[Records from a collection]

((

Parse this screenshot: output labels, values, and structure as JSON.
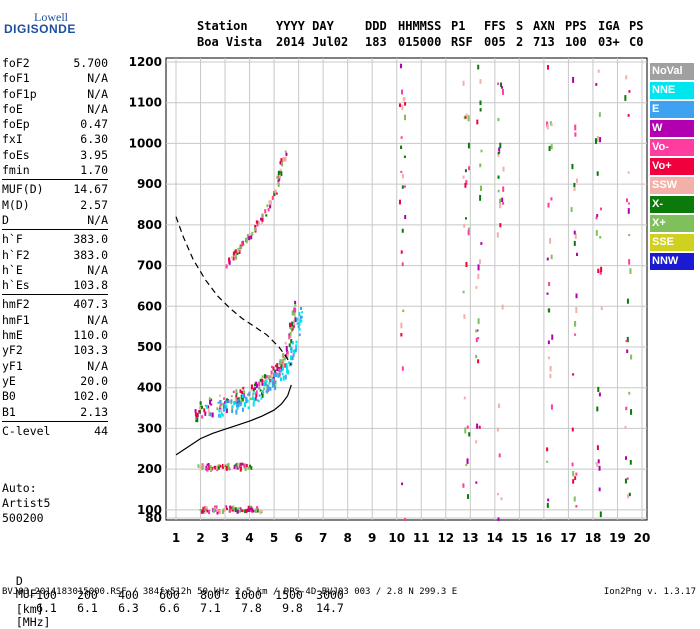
{
  "logo": {
    "line1": "Lowell",
    "line2": "DIGISONDE"
  },
  "header": {
    "labels": [
      "Station",
      "YYYY DAY",
      "DDD",
      "HHMMSS",
      "P1",
      "FFS",
      "S",
      "AXN",
      "PPS",
      "IGA",
      "PS"
    ],
    "values": [
      "Boa Vista",
      "2014 Jul02",
      "183",
      "015000",
      "RSF",
      "005",
      "2",
      "713",
      "100",
      "03+",
      "C0"
    ]
  },
  "params": {
    "group1": [
      [
        "foF2",
        "5.700"
      ],
      [
        "foF1",
        "N/A"
      ],
      [
        "foF1p",
        "N/A"
      ],
      [
        "foE",
        "N/A"
      ],
      [
        "foEp",
        "0.47"
      ],
      [
        "fxI",
        "6.30"
      ],
      [
        "foEs",
        "3.95"
      ],
      [
        "fmin",
        "1.70"
      ]
    ],
    "group2": [
      [
        "MUF(D)",
        "14.67"
      ],
      [
        "M(D)",
        "2.57"
      ],
      [
        "D",
        "N/A"
      ]
    ],
    "group3": [
      [
        "h`F",
        "383.0"
      ],
      [
        "h`F2",
        "383.0"
      ],
      [
        "h`E",
        "N/A"
      ],
      [
        "h`Es",
        "103.8"
      ]
    ],
    "group4": [
      [
        "hmF2",
        "407.3"
      ],
      [
        "hmF1",
        "N/A"
      ],
      [
        "hmE",
        "110.0"
      ],
      [
        "yF2",
        "103.3"
      ],
      [
        "yF1",
        "N/A"
      ],
      [
        "yE",
        "20.0"
      ],
      [
        "B0",
        "102.0"
      ],
      [
        "B1",
        "2.13"
      ]
    ],
    "group5": [
      [
        "C-level",
        "44"
      ]
    ]
  },
  "auto": {
    "l1": "Auto:",
    "l2": "Artist5",
    "l3": "500200"
  },
  "bottom": {
    "d_label": "D",
    "d_values": [
      "100",
      "200",
      "400",
      "600",
      "800",
      "1000",
      "1500",
      "3000"
    ],
    "d_unit": "[km]",
    "muf_label": "MUF",
    "muf_values": [
      "6.1",
      "6.1",
      "6.3",
      "6.6",
      "7.1",
      "7.8",
      "9.8",
      "14.7"
    ],
    "muf_unit": "[MHz]"
  },
  "footer": {
    "left": "BVJ03_2014183015000.RSF / 384fx512h 50 kHz 2.5 km / DPS-4D BVJ03 003 / 2.8 N 299.3 E",
    "right": "Ion2Png v. 1.3.17"
  },
  "legend": [
    {
      "label": "NoVal",
      "color": "#a0a0a0"
    },
    {
      "label": "NNE",
      "color": "#00e5ee"
    },
    {
      "label": "E",
      "color": "#3ea2f0"
    },
    {
      "label": "W",
      "color": "#b000b0"
    },
    {
      "label": "Vo-",
      "color": "#ff3ca0"
    },
    {
      "label": "Vo+",
      "color": "#f0003c"
    },
    {
      "label": "SSW",
      "color": "#f2b0a8"
    },
    {
      "label": "X-",
      "color": "#0b7a0b"
    },
    {
      "label": "X+",
      "color": "#7fbf5c"
    },
    {
      "label": "SSE",
      "color": "#d0d020"
    },
    {
      "label": "NNW",
      "color": "#1a1ad0"
    }
  ],
  "chart_data": {
    "type": "scatter",
    "title": "",
    "xlabel": "",
    "ylabel": "",
    "xlim": [
      1,
      20
    ],
    "ylim": [
      80,
      1200
    ],
    "xticks": [
      1,
      2,
      3,
      4,
      5,
      6,
      7,
      8,
      9,
      10,
      11,
      12,
      13,
      14,
      15,
      16,
      17,
      18,
      19,
      20
    ],
    "yticks": [
      80,
      100,
      200,
      300,
      400,
      500,
      600,
      700,
      800,
      900,
      1000,
      1100,
      1200
    ],
    "grid": true,
    "legend_position": "right",
    "profile_curve": [
      [
        1,
        235
      ],
      [
        1.5,
        255
      ],
      [
        2,
        275
      ],
      [
        2.5,
        288
      ],
      [
        3,
        298
      ],
      [
        3.5,
        308
      ],
      [
        4,
        318
      ],
      [
        4.5,
        330
      ],
      [
        5,
        345
      ],
      [
        5.3,
        360
      ],
      [
        5.55,
        380
      ],
      [
        5.7,
        407
      ]
    ],
    "dashed_curve": [
      [
        1,
        820
      ],
      [
        1.3,
        770
      ],
      [
        1.7,
        715
      ],
      [
        2.2,
        665
      ],
      [
        2.7,
        625
      ],
      [
        3.2,
        595
      ],
      [
        3.7,
        570
      ],
      [
        4.2,
        550
      ],
      [
        4.7,
        530
      ],
      [
        5.2,
        500
      ],
      [
        5.5,
        475
      ],
      [
        5.7,
        455
      ]
    ],
    "traces": [
      {
        "name": "o-trace",
        "points": [
          [
            1.75,
            345
          ],
          [
            2,
            350
          ],
          [
            2.5,
            360
          ],
          [
            3,
            368
          ],
          [
            3.5,
            378
          ],
          [
            4,
            390
          ],
          [
            4.3,
            400
          ],
          [
            4.6,
            415
          ],
          [
            4.9,
            430
          ],
          [
            5.1,
            448
          ],
          [
            5.3,
            470
          ],
          [
            5.5,
            500
          ],
          [
            5.7,
            550
          ],
          [
            5.8,
            600
          ]
        ]
      },
      {
        "name": "x-trace",
        "points": [
          [
            2.3,
            345
          ],
          [
            3,
            355
          ],
          [
            3.6,
            365
          ],
          [
            4.2,
            380
          ],
          [
            4.8,
            405
          ],
          [
            5.2,
            430
          ],
          [
            5.6,
            470
          ],
          [
            5.9,
            530
          ],
          [
            6.1,
            600
          ]
        ]
      },
      {
        "name": "second-hop",
        "points": [
          [
            3,
            700
          ],
          [
            3.5,
            745
          ],
          [
            4,
            780
          ],
          [
            4.5,
            820
          ],
          [
            5,
            880
          ],
          [
            5.2,
            930
          ],
          [
            5.4,
            980
          ]
        ]
      },
      {
        "name": "es-layer",
        "points": [
          [
            1.8,
            105
          ],
          [
            2.5,
            105
          ],
          [
            3,
            105
          ],
          [
            3.5,
            105
          ],
          [
            4,
            106
          ],
          [
            4.5,
            103
          ]
        ]
      },
      {
        "name": "es-multiple",
        "points": [
          [
            1.9,
            210
          ],
          [
            2.5,
            210
          ],
          [
            3,
            210
          ],
          [
            3.5,
            210
          ],
          [
            4,
            210
          ]
        ]
      }
    ],
    "interference_columns": [
      10.2,
      12.8,
      13.3,
      14.2,
      16.2,
      17.2,
      18.2,
      19.4
    ]
  }
}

))

- WHAT IS NEEDED
Read through the entries and copy every line that includes "right".

- CORRECT OUTPUT
    "right": "Ion2Png v. 1.3.17"
    "legend_position": "right",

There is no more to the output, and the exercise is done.